Each line of the material below that holds the word "this" needs to be copied.
>> start EXERCISE MATERIALS
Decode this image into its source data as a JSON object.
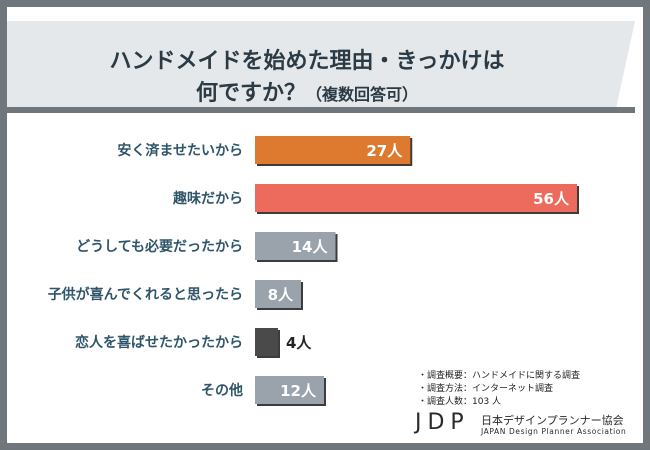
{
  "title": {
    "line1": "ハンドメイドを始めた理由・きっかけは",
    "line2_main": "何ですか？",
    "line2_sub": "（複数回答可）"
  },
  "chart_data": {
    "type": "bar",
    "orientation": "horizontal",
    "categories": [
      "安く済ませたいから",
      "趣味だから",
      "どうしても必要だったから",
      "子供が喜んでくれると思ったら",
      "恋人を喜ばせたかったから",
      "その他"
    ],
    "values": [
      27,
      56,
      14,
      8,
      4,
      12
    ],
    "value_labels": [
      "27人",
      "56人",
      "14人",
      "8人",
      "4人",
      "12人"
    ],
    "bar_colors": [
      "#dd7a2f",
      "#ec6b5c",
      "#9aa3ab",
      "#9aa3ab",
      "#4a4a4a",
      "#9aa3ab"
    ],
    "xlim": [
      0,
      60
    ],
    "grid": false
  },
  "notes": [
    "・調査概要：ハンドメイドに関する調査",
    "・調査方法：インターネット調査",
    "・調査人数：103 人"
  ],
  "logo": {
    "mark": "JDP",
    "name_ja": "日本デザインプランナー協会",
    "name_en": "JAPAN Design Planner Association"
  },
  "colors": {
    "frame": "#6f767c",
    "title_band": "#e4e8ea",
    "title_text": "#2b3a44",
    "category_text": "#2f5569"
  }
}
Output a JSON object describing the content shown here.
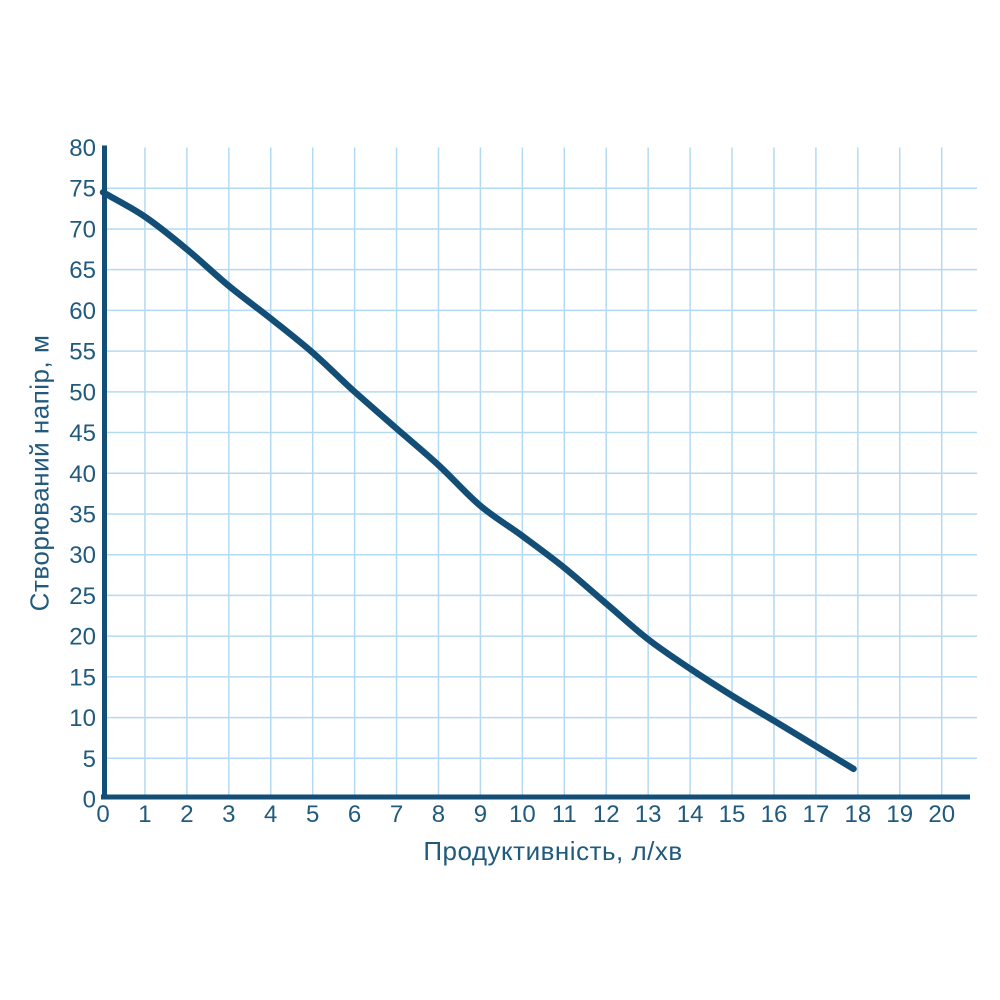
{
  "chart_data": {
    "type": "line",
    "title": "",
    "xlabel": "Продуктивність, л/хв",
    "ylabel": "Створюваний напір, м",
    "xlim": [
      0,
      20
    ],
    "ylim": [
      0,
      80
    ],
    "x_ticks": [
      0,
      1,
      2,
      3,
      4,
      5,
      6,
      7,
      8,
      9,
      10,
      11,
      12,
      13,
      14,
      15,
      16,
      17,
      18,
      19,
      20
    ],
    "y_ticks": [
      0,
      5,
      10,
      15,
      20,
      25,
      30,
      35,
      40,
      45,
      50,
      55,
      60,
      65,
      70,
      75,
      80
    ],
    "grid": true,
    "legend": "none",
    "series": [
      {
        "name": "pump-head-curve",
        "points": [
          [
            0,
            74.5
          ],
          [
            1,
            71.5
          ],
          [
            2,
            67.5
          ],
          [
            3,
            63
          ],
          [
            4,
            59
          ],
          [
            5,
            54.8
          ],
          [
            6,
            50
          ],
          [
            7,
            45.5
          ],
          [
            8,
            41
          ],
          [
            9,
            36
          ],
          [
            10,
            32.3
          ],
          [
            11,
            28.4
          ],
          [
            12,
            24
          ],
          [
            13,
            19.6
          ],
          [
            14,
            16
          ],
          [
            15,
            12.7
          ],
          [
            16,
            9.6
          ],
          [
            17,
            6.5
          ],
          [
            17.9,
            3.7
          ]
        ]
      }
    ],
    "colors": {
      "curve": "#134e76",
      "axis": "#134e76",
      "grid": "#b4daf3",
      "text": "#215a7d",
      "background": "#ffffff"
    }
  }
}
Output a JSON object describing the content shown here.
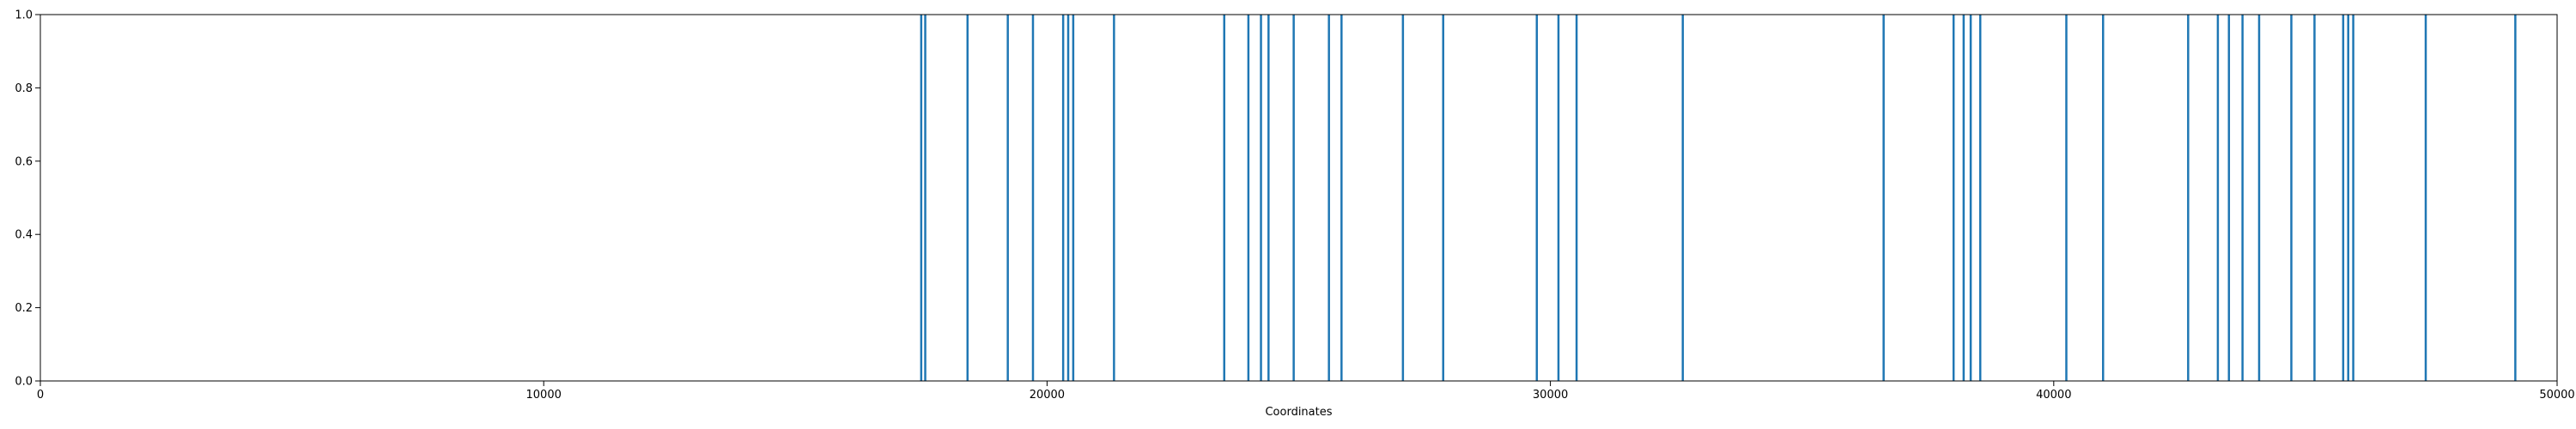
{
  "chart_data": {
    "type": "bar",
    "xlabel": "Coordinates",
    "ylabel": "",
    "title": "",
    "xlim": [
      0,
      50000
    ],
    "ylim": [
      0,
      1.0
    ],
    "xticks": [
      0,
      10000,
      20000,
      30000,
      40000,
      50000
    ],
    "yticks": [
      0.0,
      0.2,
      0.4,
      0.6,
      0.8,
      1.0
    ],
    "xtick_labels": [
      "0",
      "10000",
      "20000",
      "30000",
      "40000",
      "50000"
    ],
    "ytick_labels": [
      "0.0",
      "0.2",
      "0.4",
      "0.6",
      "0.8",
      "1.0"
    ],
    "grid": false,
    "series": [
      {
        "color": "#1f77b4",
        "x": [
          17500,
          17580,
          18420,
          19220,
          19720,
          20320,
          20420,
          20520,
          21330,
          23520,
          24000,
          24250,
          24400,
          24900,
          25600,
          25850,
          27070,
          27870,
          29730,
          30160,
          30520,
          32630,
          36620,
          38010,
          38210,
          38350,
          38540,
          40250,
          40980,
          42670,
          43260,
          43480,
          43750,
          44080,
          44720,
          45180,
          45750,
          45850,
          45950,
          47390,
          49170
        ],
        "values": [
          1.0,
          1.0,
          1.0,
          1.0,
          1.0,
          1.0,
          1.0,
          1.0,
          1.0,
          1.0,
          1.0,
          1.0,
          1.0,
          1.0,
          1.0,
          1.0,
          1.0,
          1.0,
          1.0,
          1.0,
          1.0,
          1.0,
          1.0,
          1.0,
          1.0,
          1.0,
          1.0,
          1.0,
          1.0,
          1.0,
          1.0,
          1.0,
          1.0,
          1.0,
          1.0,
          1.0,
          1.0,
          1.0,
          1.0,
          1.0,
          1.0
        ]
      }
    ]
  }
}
>> end EXERCISE MATERIALS
>> start EXERCISE MATERIALS
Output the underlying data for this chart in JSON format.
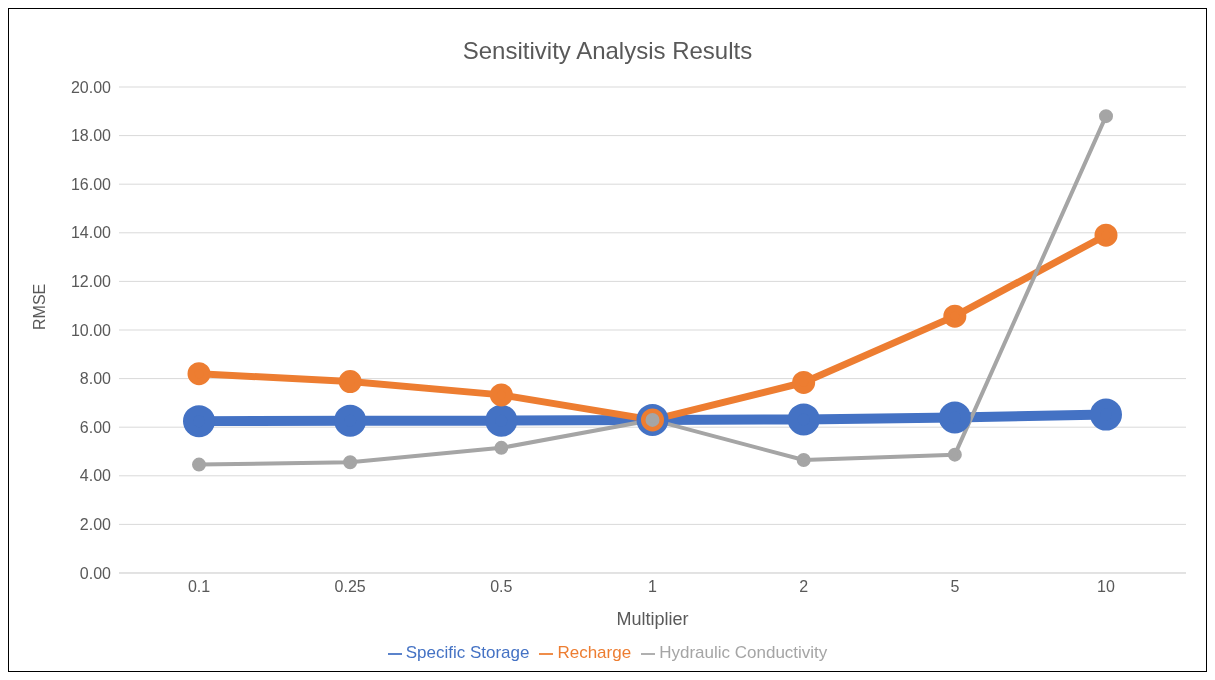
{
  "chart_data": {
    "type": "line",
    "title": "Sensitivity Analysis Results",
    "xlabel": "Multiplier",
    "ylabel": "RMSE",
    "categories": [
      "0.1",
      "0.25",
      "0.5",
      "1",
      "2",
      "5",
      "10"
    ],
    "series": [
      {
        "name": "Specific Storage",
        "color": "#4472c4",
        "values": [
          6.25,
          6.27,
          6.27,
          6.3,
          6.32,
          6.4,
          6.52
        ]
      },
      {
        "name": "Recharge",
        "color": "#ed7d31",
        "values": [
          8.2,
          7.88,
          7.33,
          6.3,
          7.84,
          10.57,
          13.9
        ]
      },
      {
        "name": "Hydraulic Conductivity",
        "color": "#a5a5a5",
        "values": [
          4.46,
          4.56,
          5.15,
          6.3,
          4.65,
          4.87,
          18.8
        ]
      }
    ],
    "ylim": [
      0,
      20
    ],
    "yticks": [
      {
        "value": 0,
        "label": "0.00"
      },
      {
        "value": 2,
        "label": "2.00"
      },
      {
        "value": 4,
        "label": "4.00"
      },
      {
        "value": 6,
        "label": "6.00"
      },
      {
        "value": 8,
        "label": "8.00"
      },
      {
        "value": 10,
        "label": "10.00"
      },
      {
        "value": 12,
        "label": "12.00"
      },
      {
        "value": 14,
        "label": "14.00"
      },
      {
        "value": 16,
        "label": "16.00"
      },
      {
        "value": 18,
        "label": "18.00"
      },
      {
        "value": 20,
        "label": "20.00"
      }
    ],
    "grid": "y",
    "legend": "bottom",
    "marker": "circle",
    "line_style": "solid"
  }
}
>> end EXERCISE MATERIALS
>> start EXERCISE MATERIALS
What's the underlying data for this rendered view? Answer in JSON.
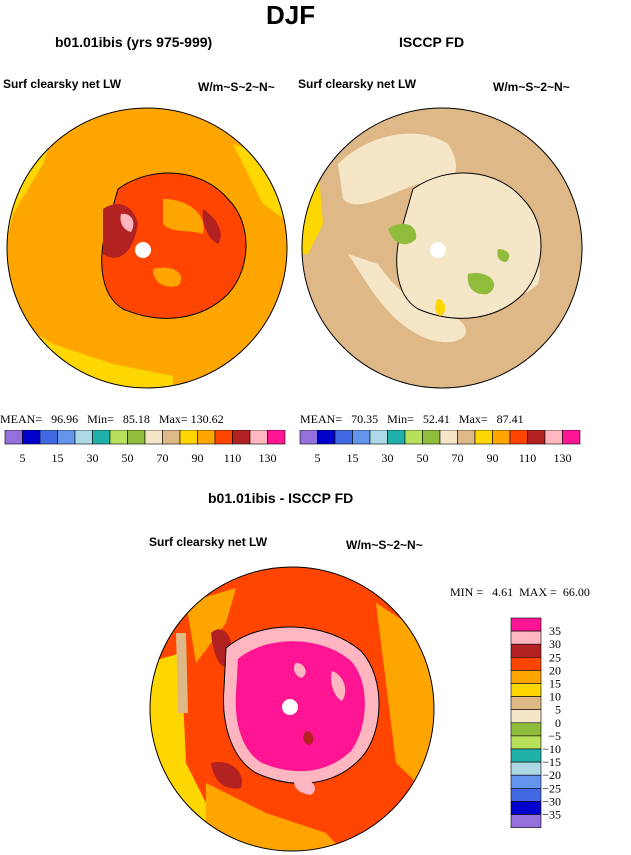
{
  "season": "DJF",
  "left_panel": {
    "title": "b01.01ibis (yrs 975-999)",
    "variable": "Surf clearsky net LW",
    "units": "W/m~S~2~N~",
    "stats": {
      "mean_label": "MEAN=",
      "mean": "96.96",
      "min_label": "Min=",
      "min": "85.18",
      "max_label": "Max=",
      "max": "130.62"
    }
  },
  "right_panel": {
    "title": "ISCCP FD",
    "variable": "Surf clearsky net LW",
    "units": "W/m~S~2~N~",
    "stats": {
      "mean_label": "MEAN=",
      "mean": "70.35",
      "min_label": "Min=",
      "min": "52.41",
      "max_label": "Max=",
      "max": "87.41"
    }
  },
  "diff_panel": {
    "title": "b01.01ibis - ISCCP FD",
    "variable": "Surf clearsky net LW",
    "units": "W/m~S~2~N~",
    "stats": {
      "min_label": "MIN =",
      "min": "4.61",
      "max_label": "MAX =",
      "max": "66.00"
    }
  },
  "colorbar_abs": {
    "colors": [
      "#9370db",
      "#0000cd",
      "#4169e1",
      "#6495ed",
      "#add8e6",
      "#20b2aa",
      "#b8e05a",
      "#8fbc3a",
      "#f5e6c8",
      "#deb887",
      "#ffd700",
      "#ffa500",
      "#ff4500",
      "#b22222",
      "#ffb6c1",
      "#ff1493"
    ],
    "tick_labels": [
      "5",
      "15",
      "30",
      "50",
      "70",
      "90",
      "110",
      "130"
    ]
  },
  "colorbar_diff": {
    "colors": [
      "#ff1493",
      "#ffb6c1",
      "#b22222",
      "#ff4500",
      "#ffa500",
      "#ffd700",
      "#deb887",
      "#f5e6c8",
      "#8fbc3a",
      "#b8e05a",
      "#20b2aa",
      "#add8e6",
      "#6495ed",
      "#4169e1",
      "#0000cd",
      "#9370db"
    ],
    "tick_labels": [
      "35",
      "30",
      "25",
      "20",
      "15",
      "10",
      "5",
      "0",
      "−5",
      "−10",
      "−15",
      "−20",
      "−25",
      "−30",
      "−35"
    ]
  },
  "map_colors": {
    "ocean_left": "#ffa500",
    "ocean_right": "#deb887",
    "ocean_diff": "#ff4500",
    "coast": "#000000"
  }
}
>> end EXERCISE MATERIALS
→ **WRITTEN ANSWER**:
Decode this image into its source data as a JSON object.
Output the underlying data for this chart in JSON format.
What's the underlying data for this rendered view? Answer in JSON.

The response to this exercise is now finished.